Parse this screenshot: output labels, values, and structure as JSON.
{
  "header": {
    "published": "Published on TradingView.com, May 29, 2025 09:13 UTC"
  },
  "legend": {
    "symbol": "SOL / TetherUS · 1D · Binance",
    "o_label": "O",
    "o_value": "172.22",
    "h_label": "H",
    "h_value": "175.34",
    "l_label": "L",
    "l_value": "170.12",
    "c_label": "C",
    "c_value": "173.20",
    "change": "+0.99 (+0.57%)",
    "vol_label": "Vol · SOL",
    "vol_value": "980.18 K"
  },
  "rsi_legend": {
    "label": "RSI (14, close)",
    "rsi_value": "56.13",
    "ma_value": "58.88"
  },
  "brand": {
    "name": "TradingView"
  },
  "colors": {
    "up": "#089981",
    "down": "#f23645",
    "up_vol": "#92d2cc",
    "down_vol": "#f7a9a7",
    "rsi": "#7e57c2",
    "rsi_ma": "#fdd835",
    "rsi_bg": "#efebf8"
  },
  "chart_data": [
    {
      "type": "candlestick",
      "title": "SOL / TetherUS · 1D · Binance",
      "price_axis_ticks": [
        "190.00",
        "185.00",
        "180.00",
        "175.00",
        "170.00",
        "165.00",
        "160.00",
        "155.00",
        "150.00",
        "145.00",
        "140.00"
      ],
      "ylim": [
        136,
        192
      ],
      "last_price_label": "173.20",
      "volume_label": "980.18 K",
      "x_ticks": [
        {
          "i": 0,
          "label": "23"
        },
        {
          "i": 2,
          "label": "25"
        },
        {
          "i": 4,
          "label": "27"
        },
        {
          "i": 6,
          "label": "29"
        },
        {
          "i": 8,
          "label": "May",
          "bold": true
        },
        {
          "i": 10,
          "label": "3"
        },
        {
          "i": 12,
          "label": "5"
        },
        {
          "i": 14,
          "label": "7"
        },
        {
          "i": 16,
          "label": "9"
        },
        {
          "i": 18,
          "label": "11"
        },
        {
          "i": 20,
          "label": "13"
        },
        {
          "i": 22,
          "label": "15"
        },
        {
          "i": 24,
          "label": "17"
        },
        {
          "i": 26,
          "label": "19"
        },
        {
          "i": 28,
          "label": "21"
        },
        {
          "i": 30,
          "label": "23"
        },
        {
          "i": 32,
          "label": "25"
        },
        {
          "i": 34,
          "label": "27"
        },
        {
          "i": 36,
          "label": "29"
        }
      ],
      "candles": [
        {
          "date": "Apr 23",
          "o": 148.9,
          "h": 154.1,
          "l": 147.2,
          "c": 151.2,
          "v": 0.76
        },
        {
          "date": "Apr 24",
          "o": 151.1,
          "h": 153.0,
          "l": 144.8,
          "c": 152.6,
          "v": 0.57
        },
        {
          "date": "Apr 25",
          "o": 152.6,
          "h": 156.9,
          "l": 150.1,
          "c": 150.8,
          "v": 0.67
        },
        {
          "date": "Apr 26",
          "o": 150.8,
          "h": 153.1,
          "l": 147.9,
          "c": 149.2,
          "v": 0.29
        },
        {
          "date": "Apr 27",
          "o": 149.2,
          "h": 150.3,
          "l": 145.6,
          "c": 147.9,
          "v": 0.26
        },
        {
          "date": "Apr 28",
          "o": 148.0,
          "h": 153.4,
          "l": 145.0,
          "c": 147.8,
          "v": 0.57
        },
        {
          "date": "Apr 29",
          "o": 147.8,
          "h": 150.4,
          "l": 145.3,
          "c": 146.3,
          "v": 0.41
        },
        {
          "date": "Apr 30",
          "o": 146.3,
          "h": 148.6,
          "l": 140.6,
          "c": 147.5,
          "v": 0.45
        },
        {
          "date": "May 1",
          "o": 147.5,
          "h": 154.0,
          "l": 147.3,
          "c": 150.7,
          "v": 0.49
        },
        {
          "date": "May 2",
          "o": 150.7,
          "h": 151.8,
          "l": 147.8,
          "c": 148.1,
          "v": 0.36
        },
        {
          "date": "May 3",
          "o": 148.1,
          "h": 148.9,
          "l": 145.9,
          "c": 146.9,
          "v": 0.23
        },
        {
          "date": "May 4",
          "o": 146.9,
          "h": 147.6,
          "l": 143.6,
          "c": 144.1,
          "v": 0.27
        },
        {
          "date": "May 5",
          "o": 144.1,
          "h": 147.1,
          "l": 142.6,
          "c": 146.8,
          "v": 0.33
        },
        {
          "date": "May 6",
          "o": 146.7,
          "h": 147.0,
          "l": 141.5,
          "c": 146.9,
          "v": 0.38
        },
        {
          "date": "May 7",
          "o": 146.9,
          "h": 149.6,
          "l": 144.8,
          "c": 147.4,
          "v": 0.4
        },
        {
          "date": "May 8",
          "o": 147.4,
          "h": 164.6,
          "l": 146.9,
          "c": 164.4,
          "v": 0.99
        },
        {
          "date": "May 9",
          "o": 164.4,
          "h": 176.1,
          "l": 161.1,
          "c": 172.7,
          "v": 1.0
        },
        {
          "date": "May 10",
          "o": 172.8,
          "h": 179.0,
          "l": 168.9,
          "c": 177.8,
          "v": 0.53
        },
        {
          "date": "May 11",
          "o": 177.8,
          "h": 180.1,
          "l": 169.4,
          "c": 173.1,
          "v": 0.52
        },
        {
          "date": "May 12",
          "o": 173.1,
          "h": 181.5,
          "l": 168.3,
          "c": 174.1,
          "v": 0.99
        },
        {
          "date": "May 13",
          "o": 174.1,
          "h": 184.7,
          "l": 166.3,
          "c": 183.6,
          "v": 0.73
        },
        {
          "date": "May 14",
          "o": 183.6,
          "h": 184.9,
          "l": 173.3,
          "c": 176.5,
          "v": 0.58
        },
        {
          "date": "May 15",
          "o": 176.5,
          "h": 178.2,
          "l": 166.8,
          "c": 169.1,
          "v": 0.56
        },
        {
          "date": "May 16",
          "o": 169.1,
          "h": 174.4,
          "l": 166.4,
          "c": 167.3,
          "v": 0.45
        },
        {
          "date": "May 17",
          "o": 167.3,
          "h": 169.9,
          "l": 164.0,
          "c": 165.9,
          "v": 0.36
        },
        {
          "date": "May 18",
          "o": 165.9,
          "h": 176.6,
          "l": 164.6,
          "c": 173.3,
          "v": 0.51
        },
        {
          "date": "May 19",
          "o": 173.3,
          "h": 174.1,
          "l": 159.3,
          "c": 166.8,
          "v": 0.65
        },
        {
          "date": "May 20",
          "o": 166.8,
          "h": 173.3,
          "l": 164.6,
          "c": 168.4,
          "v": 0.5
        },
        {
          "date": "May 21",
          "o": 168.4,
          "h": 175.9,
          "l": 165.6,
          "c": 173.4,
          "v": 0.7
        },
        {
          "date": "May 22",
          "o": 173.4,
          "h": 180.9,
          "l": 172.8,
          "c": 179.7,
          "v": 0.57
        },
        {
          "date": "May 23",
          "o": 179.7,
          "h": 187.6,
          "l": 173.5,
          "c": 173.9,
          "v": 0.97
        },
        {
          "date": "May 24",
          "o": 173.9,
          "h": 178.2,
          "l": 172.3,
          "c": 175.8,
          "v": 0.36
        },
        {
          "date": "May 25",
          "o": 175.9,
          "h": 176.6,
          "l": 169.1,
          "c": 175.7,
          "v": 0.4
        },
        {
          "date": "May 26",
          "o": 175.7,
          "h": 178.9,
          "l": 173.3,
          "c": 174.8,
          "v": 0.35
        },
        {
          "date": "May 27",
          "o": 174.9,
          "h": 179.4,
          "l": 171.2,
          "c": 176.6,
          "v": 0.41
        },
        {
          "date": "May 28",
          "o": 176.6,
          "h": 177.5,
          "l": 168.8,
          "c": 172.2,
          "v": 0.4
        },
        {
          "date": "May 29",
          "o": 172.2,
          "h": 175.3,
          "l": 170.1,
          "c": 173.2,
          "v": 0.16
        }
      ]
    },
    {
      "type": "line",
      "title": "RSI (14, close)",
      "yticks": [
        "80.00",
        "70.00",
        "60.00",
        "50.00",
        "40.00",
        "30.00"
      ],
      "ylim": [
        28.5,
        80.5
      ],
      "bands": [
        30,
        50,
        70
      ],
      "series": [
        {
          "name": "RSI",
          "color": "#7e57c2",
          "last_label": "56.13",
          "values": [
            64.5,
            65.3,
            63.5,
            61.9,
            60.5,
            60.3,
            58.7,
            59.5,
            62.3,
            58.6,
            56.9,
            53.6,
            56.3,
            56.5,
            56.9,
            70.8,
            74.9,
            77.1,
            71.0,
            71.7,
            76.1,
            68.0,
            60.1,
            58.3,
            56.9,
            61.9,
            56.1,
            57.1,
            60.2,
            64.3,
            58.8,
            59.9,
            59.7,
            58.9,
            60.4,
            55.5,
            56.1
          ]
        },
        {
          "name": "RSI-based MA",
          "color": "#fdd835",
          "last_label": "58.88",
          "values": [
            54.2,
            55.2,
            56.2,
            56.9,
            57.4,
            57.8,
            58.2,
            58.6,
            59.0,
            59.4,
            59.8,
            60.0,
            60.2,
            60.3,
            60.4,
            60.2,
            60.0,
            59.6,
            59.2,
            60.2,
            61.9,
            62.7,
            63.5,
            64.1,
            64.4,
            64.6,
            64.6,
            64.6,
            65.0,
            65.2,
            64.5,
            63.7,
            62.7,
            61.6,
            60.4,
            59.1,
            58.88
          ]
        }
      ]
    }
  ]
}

--- --- ---

__Exercise brief__: From the entries above, copy every line containing the word "TetherUS".

__Exercise output__:
    "symbol": "SOL / TetherUS · 1D · Binance",
      "title": "SOL / TetherUS · 1D · Binance",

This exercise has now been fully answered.